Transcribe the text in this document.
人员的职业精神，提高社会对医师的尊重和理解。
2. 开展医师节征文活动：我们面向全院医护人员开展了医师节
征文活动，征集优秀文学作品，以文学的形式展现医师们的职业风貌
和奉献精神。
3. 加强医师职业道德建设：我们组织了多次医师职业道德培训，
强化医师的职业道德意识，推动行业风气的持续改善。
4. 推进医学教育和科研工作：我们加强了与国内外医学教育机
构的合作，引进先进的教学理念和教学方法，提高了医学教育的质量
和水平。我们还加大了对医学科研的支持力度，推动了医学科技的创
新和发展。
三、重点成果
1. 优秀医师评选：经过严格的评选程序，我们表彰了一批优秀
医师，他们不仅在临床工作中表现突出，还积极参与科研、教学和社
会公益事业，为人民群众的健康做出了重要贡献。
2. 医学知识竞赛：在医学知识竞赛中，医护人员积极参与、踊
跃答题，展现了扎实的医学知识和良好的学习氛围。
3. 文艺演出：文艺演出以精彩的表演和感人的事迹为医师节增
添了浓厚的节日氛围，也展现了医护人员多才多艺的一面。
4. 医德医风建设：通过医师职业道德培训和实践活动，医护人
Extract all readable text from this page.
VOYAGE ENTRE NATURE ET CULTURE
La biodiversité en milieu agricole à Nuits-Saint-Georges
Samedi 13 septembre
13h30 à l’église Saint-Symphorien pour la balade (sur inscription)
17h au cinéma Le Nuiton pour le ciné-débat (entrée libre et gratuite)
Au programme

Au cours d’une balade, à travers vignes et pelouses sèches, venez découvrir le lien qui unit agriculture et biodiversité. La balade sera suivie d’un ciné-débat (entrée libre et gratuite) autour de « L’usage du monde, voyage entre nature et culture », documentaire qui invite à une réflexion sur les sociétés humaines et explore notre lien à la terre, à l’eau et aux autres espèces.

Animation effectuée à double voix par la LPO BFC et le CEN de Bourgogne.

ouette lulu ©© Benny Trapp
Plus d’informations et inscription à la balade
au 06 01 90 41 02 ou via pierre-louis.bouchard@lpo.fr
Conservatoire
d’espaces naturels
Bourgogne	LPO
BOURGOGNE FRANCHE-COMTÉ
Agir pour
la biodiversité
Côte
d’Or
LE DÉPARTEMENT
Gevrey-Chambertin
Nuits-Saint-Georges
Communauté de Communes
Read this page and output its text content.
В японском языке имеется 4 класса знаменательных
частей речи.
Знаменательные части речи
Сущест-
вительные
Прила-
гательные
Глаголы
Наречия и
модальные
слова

──────────────────────────────

▸ **INSTRUCTIONS TO FOLLOW**
Write the lines out verbatim, from the one with "Read this page and output its text content." through the last line of the entries, and stop there.

▸ **FULL SOLUTION**
Read this page and output its text content.
В японском языке имеется 4 класса знаменательных
частей речи.
Знаменательные части речи
Сущест-
вительные
Прила-
гательные
Глаголы
Наречия и
модальные
слова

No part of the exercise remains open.